====== Record set ======

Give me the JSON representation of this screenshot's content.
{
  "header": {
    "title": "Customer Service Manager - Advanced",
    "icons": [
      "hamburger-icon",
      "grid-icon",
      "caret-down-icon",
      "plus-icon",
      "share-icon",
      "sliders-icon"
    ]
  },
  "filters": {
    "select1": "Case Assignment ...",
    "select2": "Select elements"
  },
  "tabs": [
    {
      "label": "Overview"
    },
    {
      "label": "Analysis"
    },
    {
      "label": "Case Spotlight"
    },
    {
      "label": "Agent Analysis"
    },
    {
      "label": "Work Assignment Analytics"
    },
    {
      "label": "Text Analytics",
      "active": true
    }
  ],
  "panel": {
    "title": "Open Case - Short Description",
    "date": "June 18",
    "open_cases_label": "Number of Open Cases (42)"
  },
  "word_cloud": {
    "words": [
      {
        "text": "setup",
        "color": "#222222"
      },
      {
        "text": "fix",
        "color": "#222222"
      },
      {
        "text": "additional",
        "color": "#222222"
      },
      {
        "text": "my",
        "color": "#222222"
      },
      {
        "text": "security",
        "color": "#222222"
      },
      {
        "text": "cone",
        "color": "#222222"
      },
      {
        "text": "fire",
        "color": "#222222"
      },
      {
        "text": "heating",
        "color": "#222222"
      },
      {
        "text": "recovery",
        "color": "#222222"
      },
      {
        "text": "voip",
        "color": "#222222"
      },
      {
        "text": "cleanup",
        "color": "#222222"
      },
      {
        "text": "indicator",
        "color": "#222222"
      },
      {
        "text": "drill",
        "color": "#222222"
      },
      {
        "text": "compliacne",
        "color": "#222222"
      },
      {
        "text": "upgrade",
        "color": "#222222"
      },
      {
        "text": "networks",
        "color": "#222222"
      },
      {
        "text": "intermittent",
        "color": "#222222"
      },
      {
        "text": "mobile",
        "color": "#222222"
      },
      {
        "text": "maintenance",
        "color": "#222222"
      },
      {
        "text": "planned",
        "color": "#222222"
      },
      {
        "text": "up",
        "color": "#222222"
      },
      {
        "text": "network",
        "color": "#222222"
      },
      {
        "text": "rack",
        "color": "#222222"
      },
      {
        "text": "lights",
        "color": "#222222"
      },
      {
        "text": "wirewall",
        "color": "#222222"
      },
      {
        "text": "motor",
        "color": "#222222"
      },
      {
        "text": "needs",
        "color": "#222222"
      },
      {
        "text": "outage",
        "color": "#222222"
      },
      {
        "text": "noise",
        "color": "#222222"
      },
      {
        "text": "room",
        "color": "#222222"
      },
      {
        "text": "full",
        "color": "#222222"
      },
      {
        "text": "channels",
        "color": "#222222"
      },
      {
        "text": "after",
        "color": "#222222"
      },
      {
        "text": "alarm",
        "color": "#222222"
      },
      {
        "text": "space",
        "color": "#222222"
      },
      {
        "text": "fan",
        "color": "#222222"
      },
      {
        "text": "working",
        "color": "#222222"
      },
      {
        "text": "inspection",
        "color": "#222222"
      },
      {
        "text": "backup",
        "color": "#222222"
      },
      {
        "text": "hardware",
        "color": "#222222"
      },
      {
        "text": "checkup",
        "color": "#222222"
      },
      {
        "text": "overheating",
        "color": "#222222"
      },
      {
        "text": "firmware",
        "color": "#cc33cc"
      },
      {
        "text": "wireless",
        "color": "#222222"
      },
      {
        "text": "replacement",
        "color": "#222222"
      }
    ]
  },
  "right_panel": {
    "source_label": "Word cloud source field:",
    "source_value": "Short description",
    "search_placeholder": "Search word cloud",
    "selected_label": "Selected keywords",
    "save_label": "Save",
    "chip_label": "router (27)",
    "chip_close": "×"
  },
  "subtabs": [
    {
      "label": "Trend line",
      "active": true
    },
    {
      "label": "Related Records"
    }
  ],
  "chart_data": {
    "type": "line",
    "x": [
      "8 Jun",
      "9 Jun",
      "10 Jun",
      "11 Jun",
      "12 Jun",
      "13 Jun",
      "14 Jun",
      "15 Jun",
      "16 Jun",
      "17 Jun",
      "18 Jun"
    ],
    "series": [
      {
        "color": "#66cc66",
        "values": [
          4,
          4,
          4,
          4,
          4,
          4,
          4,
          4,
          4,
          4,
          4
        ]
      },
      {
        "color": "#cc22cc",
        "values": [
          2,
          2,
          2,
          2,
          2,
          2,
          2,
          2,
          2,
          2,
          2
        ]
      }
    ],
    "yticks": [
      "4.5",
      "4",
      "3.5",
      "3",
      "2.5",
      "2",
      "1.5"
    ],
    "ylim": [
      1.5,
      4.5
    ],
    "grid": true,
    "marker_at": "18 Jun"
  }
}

======

• Aim of the exercise
Which lines in the records above contain the string "Analytics"? Copy each one.

• Full response
      "label": "Work Assignment Analytics"
      "label": "Text Analytics",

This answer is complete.